═══ Verilen kayıtlar ═══
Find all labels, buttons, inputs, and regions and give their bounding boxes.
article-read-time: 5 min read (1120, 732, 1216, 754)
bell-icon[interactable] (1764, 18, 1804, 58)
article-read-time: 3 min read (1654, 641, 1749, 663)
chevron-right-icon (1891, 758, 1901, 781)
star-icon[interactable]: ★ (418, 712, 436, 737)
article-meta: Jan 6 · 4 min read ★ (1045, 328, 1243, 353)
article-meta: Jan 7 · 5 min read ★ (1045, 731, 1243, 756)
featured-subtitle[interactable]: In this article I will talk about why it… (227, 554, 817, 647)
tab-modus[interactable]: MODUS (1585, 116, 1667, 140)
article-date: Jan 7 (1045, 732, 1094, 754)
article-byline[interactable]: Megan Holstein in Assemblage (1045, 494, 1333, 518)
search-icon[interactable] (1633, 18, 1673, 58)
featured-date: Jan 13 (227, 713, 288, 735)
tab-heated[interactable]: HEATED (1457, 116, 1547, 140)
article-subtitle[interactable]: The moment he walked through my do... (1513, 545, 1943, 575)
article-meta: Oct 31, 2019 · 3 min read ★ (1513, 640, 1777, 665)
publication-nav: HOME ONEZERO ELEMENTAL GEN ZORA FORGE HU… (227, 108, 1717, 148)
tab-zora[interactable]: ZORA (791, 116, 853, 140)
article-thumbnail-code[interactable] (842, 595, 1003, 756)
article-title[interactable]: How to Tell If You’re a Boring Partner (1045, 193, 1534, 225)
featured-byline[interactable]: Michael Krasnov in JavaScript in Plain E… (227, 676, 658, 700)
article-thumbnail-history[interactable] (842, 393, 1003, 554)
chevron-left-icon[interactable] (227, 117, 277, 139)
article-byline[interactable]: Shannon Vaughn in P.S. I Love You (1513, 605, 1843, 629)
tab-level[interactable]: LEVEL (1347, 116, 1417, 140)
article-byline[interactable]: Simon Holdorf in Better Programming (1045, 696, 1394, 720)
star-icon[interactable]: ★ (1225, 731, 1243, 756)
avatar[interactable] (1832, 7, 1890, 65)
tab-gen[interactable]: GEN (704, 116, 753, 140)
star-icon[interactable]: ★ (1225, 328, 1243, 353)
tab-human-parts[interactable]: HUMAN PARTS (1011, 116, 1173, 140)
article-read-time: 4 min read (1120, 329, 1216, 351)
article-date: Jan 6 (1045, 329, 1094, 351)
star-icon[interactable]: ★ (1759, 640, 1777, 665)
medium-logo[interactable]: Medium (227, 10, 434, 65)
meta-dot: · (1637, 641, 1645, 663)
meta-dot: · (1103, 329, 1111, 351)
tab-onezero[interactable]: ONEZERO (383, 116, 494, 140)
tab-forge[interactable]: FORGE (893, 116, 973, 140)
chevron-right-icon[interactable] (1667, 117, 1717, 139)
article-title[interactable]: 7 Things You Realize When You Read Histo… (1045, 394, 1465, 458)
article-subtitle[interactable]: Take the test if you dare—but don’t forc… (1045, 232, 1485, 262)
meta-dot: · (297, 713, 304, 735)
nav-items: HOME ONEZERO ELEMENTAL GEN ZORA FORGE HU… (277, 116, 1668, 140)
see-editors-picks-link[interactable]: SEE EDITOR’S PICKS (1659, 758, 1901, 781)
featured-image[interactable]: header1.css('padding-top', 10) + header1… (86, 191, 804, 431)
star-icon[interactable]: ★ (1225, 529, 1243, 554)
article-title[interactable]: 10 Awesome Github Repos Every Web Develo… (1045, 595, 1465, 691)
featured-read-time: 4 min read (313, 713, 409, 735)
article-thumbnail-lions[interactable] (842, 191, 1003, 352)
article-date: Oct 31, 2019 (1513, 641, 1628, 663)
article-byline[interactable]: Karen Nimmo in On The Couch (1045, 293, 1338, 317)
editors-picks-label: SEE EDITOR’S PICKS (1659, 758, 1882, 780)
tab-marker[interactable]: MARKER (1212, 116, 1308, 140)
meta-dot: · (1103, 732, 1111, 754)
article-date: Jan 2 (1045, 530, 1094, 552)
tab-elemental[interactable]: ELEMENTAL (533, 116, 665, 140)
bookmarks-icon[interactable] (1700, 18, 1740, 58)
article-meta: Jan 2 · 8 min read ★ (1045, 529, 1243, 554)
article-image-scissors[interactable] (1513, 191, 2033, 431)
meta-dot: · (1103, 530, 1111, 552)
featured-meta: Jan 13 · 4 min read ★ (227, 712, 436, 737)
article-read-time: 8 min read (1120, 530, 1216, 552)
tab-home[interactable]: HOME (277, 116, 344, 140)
═══
* [Yapılacak iş] Kayıtların başından "article-meta: Jan 7" içeren satıra kadar olan kısmı, iki uç da dahil, lütfen "article-read-time" yerine "article-duration" koyarak yeniden yazın. Diğer her şey değişmeden kalsın ve yalnızca bu satırları verin.

* [Görev yanıtı]
Find all labels, buttons, inputs, and regions and give their bounding boxes.
article-duration: 5 min read (1120, 732, 1216, 754)
bell-icon[interactable] (1764, 18, 1804, 58)
article-duration: 3 min read (1654, 641, 1749, 663)
chevron-right-icon (1891, 758, 1901, 781)
star-icon[interactable]: ★ (418, 712, 436, 737)
article-meta: Jan 6 · 4 min read ★ (1045, 328, 1243, 353)
article-meta: Jan 7 · 5 min read ★ (1045, 731, 1243, 756)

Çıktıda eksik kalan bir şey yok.